## BRIEF A
In the text on order of magnitude, condense the paragraph beginning "Within various scientific fields" into a shorter version that keeps its main facts.

## TEXT PROVIDED
═══

Something I read somewhere (lost track of what and when) sparked some modest inquiry into the mathematical concept of magnitude, or more specifically, the order of magnitude. I suspect, consistent with the doomer themes of this blog, that it was a statement to the effect that the sixth extinction (or Holocene extinction if you prefer) is proceeding at some order of magnitude faster than previous mass extinction events.

Within various scientific fields, magnitude has specific and specialized meanings. For instance, the Richter Scale, used to denote the power of earthquakes, is a familiar though poorly understood measure reported in the aftermath of an event. Magnitudes of distance and time are more immediately understood in the mundane sense of how far/long to travel somewhere (via foot, bicycle, car, train, plane, etc.) and more exotically outside Earth orbit as depicted in science fiction. Perhaps the most cognitively accessible illustration of magnitude, however, is scale. Arguably, size (absolute?) and scale (comparative?) are intertwined with distance, or even more broadly, time-space. I’ll leave that discussion to someone who knows better than I do.

All that said, I recalled from boyhood a short film depicting scale in terms of Powers of Ten. Unsurprisingly, I found it on YouTube (embedded below).

Perhaps it’s just my refurbishing of memory, but this film (now video) has a sense of wonder and amazement, sort of like how Disney properties (e.g., films, TV shows, theme parks, merchandise) from the 1960s and 70s retained an innocence from the time when Walt Disney himself was in charge. Early NASA orbital missions and moonshots had that quality, too, but NASA’s wonder years dissipated around the time space shuttles went into service, demonstrating that NASA’s primary objective was neither technical innovation nor exploration anymore but rather commerce, namely, putting satellites into orbit for communications services. Just this past year, the risible U.S. Space Force, wished into existence by 45 single-handedly over all reasonable objections (not unlike the border wall with Mexico), demonstrates a similar loss of innocence. It’s essentially an attempt to patrol and/or weaponize the commons. I’d like to believe that military personnel are dutifully obeying a pointless command from the commander-in-chief and will abandon or scuttle the new military branch once 45 is out of office. Time will tell.

Loss of innocence may be inevitable in the postmodern world given our jadedness, cynicism, and oh-so-hip ironic detachment. It’s not a good look on us. For instance, once Disney went corporate, the aesthetic pioneered and guided by old Walt changed for the worse. Relatively recent acquisitions of Pixar, Marvel, and Star Wars (among others) and expansion of theme parks and resorts reveal an entertainment behemoth geared more cynically toward money-making than artistry or inspiration. The apparent insufficiency of earlier incarnations of NASA and Disney find a parallel with an updated version of Powers of Ten (not embedded), narrated by Morgan Freeman (because … why not?) and using the same basic script but employing whiz-bang graphics considerably enhanced over their 1977 counterparts. Even the pop-culture digital network Buzzfeed (not exactly a venerated news source) gets some action with its derivative, examination-lite of cosmic scale (ignoring the microscopic and subatomic):

Going back to the idea of magnitude, I’m aware of four time-scales in common use: human history, evolutionary time, geological time, and cosmic time. Few contextualize the last 2–3 centuries this way, but human activity has had substantial effects that collapse events usually occurring over evolutionary or geological time into human history. We unwittingly launched a grand terraforming project but have yet to demonstrate overriding care for the eventual outcomes. The, um, magnitude of our error cannot be overstated.

═══

## INPUT DATA
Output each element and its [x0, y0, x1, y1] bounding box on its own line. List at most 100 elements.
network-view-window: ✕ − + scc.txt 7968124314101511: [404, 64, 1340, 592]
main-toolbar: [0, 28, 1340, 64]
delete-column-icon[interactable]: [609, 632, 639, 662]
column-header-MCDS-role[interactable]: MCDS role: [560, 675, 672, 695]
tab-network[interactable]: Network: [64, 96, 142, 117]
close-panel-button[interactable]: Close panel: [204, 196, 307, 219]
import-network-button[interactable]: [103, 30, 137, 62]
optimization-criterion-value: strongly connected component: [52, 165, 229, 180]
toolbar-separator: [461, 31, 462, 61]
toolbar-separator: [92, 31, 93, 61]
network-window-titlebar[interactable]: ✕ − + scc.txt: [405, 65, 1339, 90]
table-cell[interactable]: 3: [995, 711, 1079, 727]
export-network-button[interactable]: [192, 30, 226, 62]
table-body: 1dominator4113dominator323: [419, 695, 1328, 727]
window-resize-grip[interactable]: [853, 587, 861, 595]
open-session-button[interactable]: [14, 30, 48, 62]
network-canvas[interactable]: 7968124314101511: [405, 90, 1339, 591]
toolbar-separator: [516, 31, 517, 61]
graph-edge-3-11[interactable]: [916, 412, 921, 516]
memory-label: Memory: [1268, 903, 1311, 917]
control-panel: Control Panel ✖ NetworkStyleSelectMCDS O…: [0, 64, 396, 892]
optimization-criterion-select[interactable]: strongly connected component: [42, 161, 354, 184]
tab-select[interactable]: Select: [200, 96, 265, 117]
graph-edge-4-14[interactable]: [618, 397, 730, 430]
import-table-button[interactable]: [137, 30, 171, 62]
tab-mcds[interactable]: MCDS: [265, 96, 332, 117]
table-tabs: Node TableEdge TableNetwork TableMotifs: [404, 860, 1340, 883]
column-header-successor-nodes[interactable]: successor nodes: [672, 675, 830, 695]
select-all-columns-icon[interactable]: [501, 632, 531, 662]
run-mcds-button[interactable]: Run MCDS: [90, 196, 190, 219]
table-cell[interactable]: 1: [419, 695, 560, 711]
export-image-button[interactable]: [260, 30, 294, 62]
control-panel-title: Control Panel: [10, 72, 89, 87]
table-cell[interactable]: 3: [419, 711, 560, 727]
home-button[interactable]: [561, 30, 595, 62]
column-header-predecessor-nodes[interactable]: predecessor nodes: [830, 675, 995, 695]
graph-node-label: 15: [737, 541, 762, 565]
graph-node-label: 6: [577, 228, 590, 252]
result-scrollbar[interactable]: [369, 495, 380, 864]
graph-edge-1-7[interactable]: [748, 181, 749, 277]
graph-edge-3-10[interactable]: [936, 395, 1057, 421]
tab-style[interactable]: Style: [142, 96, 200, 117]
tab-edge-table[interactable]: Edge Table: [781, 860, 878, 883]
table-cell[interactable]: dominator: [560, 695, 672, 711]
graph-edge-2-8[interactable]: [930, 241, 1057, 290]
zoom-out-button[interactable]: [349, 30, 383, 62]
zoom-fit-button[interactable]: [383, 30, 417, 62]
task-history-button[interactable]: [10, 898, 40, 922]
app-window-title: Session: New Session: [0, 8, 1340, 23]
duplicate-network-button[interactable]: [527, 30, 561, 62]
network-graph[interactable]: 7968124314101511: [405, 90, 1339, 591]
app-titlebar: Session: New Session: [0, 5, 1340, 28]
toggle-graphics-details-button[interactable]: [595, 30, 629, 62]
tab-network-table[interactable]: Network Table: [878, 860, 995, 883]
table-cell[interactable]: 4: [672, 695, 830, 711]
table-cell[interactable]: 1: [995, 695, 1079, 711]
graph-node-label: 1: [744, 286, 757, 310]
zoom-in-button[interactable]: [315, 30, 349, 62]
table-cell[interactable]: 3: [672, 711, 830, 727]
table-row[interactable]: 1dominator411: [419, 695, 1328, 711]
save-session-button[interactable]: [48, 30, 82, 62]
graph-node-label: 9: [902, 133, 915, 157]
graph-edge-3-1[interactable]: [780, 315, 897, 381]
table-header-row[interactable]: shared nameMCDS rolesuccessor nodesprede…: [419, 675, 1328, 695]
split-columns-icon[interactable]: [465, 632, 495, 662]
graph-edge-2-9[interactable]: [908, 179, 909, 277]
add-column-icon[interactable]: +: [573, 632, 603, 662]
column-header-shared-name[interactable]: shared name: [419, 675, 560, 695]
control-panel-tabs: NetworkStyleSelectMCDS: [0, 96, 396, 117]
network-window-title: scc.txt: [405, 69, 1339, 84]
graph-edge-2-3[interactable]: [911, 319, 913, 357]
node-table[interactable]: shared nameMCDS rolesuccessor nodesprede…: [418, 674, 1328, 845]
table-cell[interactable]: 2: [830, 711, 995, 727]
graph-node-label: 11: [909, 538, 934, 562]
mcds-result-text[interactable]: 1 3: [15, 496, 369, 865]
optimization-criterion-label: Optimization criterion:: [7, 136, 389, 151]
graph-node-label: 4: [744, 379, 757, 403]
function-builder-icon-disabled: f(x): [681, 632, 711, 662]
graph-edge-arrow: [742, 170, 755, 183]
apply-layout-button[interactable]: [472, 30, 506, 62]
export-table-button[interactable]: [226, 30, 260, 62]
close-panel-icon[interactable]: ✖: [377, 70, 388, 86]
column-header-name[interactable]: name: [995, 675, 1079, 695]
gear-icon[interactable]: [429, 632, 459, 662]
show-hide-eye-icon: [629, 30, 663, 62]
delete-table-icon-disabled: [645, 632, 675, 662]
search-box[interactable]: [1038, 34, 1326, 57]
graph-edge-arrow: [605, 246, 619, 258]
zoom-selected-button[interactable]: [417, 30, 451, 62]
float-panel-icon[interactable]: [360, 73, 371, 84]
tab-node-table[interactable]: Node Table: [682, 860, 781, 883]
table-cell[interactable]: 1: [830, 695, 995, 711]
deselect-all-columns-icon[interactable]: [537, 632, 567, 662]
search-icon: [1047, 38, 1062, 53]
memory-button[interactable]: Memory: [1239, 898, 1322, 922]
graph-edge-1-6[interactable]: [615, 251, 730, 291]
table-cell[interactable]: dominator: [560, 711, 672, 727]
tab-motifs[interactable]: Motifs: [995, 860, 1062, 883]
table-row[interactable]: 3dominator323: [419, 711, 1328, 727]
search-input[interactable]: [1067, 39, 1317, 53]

═══

## BRIEF B
Output the lines of the listing from its start through the line containing "delete-column-icon[interactable]: [609, 632, 639, 662]", both ends included, reproducing each line without change.

## TASK OUTPUT A
In science, magnitude has specialized meanings. The Richter Scale for earthquake power is a familiar but poorly understood example. Magnitudes of distance and time are grasped through everyday travel and, beyond Earth orbit, through science fiction. Scale is perhaps the most accessible illustration, and size and scale are arguably intertwined with distance, or time-space.

## TASK OUTPUT B
Output each element and its [x0, y0, x1, y1] bounding box on its own line. List at most 100 elements.
network-view-window: ✕ − + scc.txt 7968124314101511: [404, 64, 1340, 592]
main-toolbar: [0, 28, 1340, 64]
delete-column-icon[interactable]: [609, 632, 639, 662]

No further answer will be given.